# TASKS TO PERFORM
A: In the forum post about R for phylogenetics, copy the part that opens with the words containing "At the very" and closes with "special to R.".
B: According to the forum post about R for phylogenetics, why is R unlikely ever to be the key language for computing phylogenies from raw data?
C: Write the next part of the forum post about R for phylogenetics, picking up after its last sentence.

# SELECTED TEXT

I looked up the definition of 'ideal' just to make sure I wasn't wrong and here's what I found:
A) "satisfying one's conception of what is perfect; most suitable."
B) "a person or thing regarded as perfect."
At the very least describing R as 'ideal' for phylogenetics shouldn't pass peer review without more supporting evidence / discussion. It's also fairly trivial to state that use of R may "allow a complete record of the steps taken in gathering, processing, and analyzing a given data set to be produced". That's true of any open source, well documented workflow, it's not special to R.
In my experience R is good for handling small, relatively 'downstream' phylogenetic data. For instance, objectively-speaking, R is not and likely will never be the key language/programme for computing phylogenies from raw data. It simply isn't 'speedy' enough. At best it can provide a wrapper around the specialised programs that do the actual hard work. Not one of PAUP, TNT, RAXML, MrBayes, RevBayes, BEAST, POY, MEGA, or anything else most people use to infer phylogeny are written in R.

# DATA ROWS
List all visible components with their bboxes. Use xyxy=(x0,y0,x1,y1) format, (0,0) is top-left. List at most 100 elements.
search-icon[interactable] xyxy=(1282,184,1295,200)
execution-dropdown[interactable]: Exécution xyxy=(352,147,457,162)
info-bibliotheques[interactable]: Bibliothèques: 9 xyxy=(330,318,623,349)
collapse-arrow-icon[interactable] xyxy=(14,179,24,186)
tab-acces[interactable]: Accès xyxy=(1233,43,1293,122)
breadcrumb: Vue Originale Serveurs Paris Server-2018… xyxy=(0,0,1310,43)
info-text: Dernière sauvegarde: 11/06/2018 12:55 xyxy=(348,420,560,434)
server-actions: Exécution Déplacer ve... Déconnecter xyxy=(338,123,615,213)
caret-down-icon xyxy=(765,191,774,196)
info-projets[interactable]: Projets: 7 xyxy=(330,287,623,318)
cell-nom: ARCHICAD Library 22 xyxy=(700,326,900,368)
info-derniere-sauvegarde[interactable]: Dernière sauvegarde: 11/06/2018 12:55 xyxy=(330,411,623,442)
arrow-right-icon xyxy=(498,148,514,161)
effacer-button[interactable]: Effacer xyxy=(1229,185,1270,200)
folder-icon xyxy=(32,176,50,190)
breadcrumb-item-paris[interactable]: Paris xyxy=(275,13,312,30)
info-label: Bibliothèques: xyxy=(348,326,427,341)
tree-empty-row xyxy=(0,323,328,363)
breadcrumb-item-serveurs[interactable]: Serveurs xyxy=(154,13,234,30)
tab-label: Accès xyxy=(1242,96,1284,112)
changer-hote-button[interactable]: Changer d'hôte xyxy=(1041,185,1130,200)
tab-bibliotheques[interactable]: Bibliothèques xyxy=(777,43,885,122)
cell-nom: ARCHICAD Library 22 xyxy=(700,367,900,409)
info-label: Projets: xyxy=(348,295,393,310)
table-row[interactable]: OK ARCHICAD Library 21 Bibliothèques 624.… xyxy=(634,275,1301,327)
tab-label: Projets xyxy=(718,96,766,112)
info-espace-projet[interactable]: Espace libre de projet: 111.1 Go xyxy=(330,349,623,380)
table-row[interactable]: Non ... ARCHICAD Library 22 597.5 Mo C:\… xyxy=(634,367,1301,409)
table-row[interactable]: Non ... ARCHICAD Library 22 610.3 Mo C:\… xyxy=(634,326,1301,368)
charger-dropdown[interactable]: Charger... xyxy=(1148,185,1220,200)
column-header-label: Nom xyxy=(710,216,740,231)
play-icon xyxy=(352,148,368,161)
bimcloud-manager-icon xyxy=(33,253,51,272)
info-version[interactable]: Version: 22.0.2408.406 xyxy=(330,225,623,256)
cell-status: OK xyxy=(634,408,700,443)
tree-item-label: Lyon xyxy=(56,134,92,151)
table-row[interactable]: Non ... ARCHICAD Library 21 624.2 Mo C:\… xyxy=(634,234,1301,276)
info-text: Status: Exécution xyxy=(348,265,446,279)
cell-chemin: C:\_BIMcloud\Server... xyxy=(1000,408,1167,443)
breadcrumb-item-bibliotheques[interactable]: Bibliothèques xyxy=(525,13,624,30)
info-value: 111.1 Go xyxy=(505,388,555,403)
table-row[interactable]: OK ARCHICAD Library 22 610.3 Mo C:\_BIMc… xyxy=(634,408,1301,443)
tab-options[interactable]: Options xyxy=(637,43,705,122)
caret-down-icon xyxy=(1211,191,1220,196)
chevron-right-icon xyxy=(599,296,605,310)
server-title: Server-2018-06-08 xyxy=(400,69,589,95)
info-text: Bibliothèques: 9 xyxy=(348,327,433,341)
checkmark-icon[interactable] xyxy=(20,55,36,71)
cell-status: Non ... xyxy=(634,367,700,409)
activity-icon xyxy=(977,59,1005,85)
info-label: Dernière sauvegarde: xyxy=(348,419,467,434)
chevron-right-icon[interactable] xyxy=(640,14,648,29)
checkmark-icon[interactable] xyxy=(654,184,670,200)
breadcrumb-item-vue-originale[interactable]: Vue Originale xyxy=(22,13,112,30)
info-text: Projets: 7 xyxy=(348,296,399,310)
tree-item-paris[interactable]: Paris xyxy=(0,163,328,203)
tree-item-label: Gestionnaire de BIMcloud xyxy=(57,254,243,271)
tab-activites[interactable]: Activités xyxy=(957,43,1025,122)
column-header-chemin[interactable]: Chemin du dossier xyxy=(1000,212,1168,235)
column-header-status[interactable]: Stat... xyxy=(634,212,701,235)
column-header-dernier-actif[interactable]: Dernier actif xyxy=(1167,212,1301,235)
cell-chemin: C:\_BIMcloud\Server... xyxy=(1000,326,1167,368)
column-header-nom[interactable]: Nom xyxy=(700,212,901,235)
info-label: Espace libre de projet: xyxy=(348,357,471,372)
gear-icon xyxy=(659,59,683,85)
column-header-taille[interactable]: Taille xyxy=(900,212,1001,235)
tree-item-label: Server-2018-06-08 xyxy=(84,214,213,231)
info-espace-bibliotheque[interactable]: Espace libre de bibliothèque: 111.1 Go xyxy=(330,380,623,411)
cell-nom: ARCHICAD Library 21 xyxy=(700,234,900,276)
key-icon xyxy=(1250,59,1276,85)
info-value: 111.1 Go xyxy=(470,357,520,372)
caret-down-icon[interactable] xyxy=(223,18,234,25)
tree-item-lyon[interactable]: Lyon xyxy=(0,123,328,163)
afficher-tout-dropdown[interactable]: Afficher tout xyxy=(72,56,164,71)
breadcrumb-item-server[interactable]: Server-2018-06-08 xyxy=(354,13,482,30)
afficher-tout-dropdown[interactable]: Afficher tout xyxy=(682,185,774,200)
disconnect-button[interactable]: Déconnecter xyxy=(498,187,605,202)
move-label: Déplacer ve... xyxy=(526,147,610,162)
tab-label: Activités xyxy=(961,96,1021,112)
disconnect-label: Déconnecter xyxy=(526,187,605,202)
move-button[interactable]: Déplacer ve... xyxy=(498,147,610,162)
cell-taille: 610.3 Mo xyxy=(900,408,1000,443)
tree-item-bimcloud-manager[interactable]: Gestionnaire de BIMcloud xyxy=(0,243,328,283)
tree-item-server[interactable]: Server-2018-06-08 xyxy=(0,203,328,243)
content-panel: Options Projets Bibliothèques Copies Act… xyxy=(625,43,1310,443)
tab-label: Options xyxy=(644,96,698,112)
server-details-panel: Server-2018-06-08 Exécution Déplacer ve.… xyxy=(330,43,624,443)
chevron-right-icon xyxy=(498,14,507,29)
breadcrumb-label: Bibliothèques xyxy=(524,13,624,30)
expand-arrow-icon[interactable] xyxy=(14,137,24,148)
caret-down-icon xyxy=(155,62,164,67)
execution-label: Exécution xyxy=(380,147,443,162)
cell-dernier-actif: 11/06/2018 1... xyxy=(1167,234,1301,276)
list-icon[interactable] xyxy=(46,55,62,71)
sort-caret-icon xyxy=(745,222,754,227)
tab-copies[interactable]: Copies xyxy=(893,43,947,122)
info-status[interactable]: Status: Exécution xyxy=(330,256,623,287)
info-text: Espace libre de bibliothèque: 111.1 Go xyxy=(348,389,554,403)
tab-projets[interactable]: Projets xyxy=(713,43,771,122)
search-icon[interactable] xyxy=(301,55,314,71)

# OUTPUTS BY TASK
A:
At the very least describing R as 'ideal' for phylogenetics shouldn't pass peer review without more supporting evidence / discussion. It's also fairly trivial to state that use of R may "allow a complete record of the steps taken in gathering, processing, and analyzing a given data set to be produced". That's true of any open source, well documented workflow, it's not special to R.

B: It isn't speedy enough.

C:
In terms of sheer computational performance, perhaps Julia (3) might in future be a more promising language than R for phylogenetics? Phylogenetics packages are currently being built for Julia (4) and performance-wise it wouldn't surprise me if they were clearly superior to R equivalents. Admittedly Julia hasn't got a mature set of phylogenetics packages at the moment but you used the word 'ideal' and my point is in terms of performance R is demonstrably far from 'ideal' relative to implementations other languages! As I understand it, Julia is better for parallel computing and thus will perform faster permutations & bootstraps - key types of calculations performed in phylogenetics.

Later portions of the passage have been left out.